■ **Exercise brief**
Find the string "link" in the data, then copy every line where it is found.

■ **Input rows**
★ ★ ★ ★ ★
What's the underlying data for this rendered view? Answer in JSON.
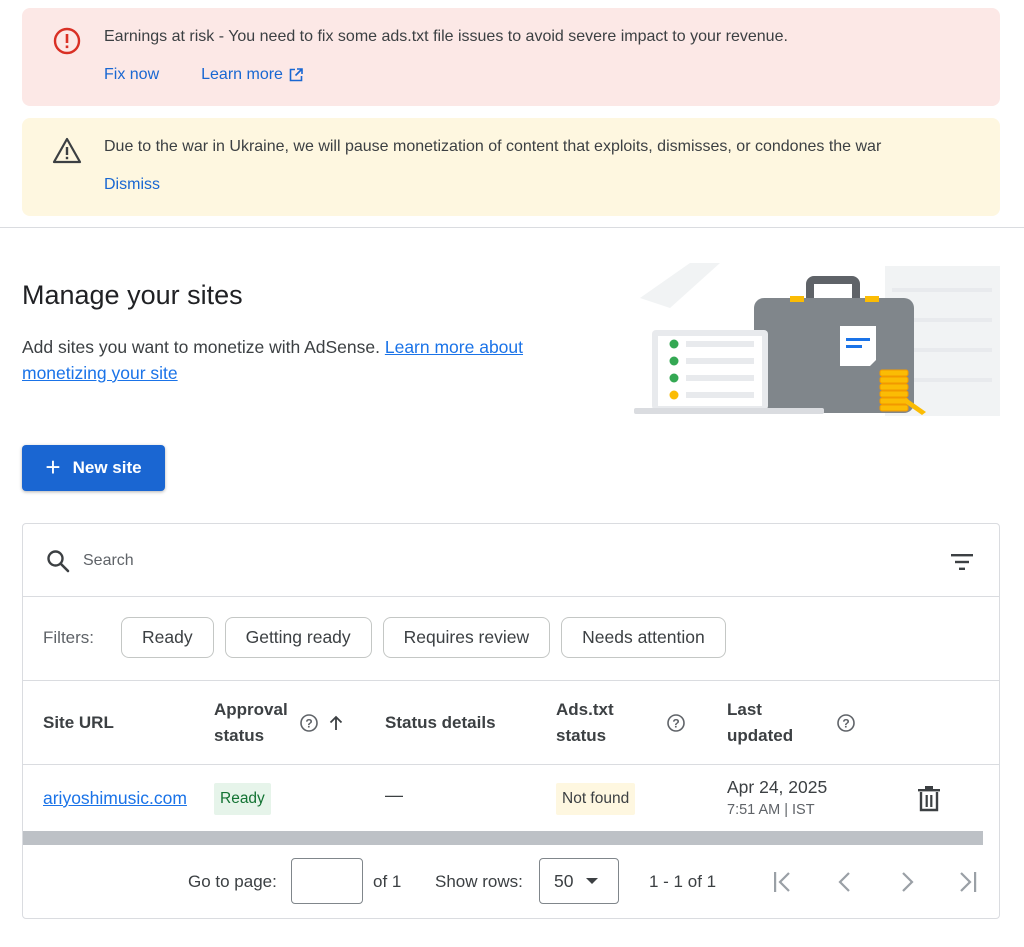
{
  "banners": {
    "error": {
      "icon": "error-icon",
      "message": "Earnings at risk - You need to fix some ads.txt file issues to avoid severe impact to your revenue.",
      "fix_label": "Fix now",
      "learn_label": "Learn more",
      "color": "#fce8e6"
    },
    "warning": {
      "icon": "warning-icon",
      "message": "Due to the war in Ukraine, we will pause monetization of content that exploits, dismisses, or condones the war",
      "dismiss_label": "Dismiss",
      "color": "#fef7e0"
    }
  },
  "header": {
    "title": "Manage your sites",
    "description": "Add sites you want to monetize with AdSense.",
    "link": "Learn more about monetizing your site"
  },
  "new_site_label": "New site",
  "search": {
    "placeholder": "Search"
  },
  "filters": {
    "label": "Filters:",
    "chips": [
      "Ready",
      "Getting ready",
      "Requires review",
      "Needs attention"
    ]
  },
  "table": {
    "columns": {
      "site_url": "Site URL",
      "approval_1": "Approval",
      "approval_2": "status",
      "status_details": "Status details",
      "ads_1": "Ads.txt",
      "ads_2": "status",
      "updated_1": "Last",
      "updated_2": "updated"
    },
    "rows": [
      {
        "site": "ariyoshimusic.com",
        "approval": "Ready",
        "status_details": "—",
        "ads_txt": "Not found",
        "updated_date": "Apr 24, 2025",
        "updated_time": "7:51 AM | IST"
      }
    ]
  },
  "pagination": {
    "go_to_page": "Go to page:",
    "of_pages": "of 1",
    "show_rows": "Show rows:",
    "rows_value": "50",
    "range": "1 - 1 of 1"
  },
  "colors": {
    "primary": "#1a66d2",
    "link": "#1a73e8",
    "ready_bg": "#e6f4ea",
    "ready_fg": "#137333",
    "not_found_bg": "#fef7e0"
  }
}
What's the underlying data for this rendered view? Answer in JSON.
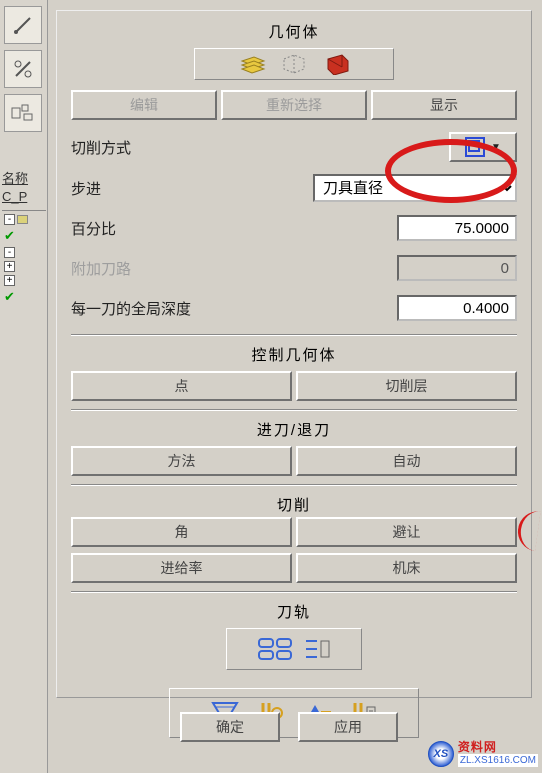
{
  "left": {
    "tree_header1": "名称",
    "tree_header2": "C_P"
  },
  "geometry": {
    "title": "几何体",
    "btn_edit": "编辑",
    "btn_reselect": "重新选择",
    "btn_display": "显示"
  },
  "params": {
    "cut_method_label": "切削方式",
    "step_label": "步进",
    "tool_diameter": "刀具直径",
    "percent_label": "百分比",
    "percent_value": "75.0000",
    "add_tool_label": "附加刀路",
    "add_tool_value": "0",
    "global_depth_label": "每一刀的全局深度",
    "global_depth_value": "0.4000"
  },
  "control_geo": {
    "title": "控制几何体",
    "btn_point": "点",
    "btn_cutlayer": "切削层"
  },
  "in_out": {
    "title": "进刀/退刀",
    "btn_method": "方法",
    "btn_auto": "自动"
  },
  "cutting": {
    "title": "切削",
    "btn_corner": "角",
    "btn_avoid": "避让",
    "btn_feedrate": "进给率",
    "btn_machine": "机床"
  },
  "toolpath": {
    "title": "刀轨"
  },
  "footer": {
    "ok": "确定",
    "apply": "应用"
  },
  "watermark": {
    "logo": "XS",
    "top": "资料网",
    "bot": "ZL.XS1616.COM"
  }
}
★ ★ ★ ★ ★
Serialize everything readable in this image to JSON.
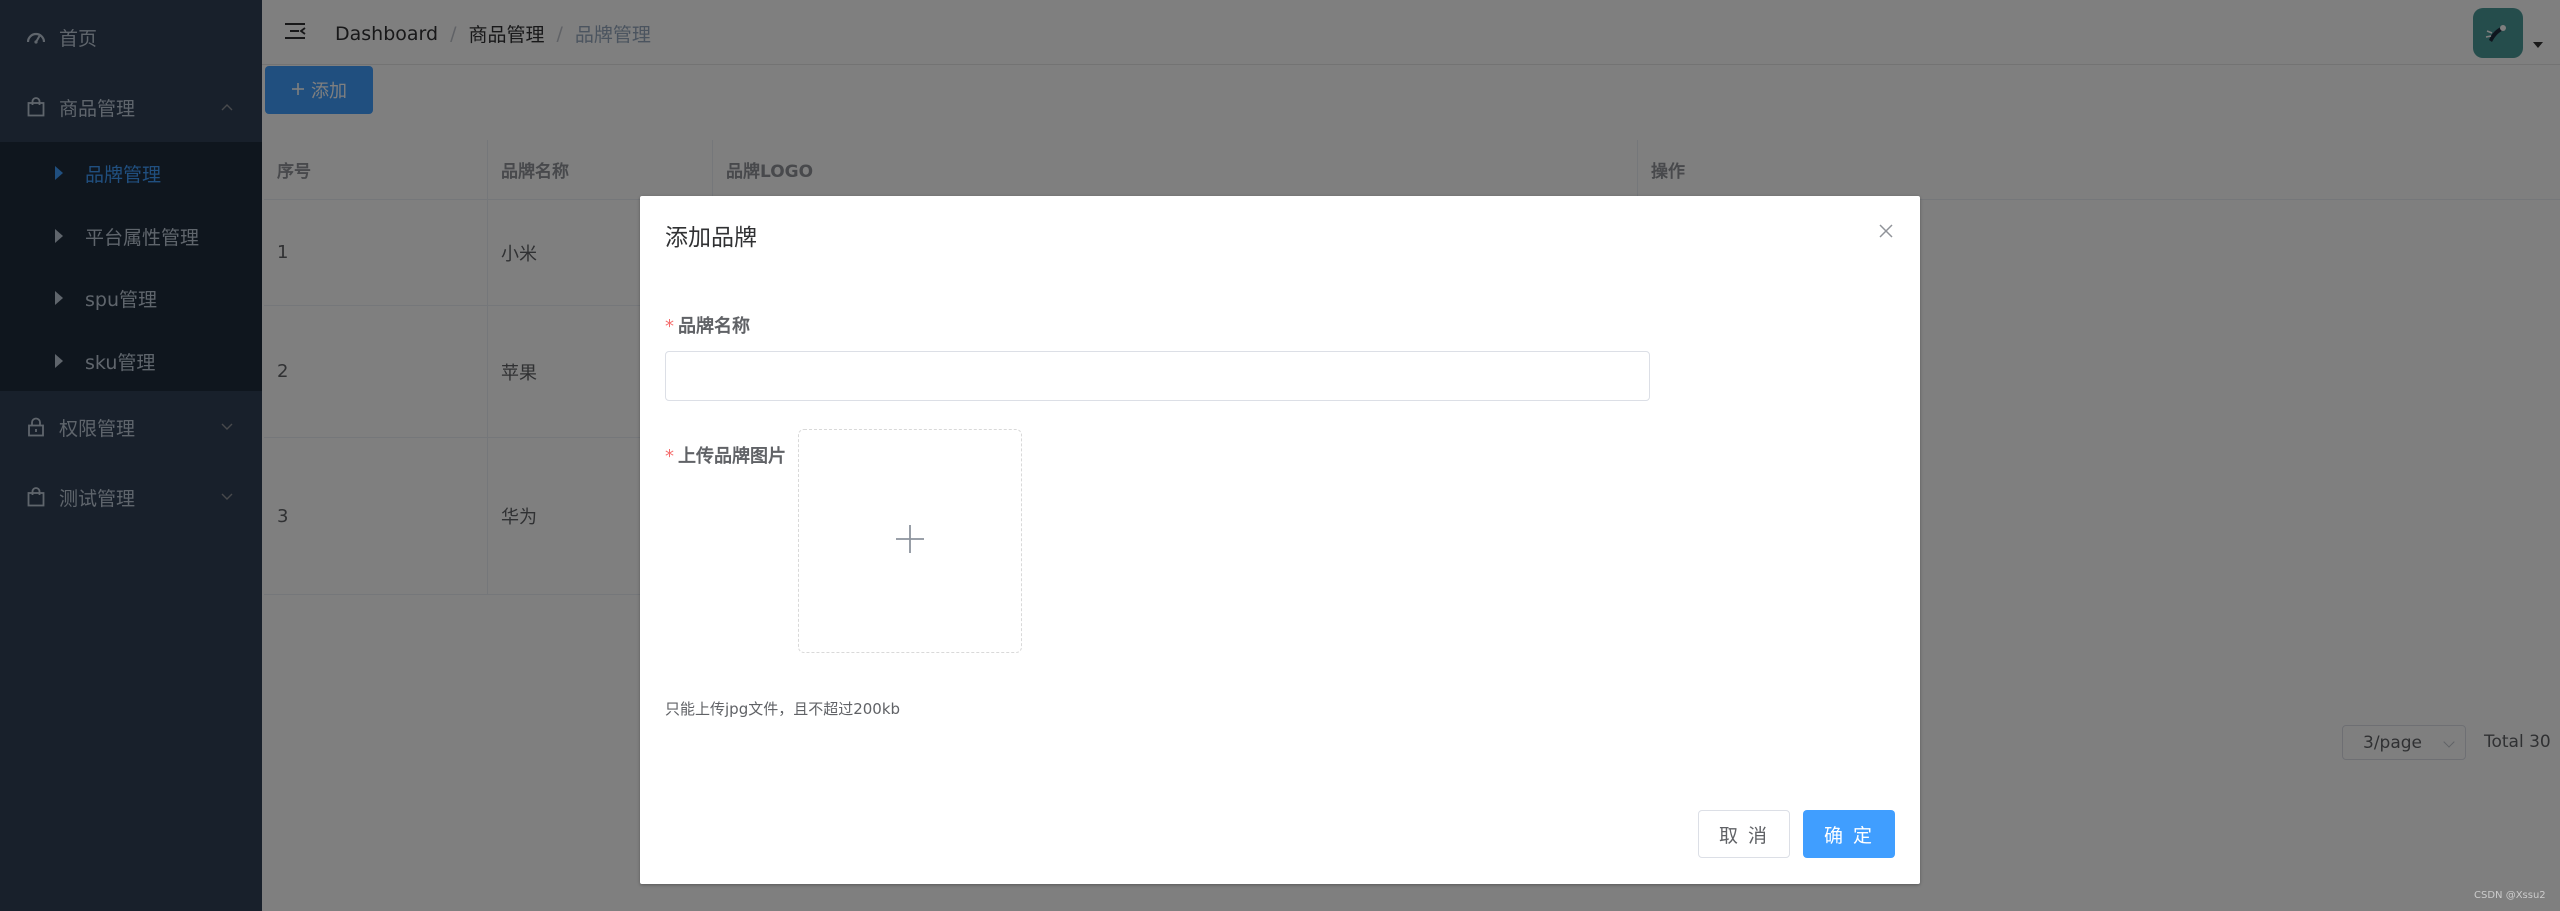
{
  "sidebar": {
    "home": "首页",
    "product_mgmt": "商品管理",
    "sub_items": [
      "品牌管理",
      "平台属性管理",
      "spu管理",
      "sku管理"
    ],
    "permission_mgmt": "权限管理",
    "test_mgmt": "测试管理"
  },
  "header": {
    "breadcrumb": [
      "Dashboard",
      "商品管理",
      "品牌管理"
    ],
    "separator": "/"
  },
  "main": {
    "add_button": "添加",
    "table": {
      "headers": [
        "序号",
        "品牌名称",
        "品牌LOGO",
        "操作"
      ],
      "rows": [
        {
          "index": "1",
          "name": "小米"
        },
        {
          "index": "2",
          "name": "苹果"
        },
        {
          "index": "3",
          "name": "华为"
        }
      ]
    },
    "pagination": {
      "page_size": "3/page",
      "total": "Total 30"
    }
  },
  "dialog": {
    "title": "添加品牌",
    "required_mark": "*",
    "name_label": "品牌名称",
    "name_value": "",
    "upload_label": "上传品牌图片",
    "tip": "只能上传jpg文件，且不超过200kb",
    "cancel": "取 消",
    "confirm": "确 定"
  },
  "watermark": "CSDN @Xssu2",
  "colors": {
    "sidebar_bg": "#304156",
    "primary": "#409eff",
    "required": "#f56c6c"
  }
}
★ ★ ★ ★ ★
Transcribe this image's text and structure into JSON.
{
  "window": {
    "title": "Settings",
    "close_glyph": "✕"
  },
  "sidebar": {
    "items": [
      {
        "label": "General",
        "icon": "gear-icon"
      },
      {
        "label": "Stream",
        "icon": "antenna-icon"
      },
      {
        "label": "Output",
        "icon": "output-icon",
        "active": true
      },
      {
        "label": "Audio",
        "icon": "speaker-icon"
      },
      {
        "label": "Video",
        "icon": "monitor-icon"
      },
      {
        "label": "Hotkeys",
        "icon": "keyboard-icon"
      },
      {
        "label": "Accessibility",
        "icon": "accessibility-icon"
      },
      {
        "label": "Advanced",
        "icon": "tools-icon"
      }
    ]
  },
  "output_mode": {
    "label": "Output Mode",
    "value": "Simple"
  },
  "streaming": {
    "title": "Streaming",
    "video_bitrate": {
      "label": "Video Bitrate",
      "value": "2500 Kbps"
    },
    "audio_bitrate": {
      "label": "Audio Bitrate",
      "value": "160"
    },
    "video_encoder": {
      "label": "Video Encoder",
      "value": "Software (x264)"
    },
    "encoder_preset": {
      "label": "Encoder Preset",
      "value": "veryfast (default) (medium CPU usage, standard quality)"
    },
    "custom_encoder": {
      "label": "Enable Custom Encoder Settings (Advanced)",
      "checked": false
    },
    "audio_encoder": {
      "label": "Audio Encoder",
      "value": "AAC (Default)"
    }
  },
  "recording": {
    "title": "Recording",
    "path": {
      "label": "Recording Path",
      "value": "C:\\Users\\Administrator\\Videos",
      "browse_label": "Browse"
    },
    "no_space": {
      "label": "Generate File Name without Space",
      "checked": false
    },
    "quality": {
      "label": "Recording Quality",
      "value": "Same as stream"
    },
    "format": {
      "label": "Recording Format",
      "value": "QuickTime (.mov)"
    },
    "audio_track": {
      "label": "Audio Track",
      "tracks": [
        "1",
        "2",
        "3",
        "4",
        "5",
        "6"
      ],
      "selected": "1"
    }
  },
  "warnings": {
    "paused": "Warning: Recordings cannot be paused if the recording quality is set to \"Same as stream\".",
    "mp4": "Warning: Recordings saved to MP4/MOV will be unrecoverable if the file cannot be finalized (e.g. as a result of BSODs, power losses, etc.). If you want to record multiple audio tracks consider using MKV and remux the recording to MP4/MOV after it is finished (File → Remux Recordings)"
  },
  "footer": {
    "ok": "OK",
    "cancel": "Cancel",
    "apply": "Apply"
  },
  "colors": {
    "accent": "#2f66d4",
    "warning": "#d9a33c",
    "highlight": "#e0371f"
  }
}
★ ★ ★ ★ ★
■ **Answer to the task**
    "link": "Learn more about monetizing your site"
    "link": "#1a73e8",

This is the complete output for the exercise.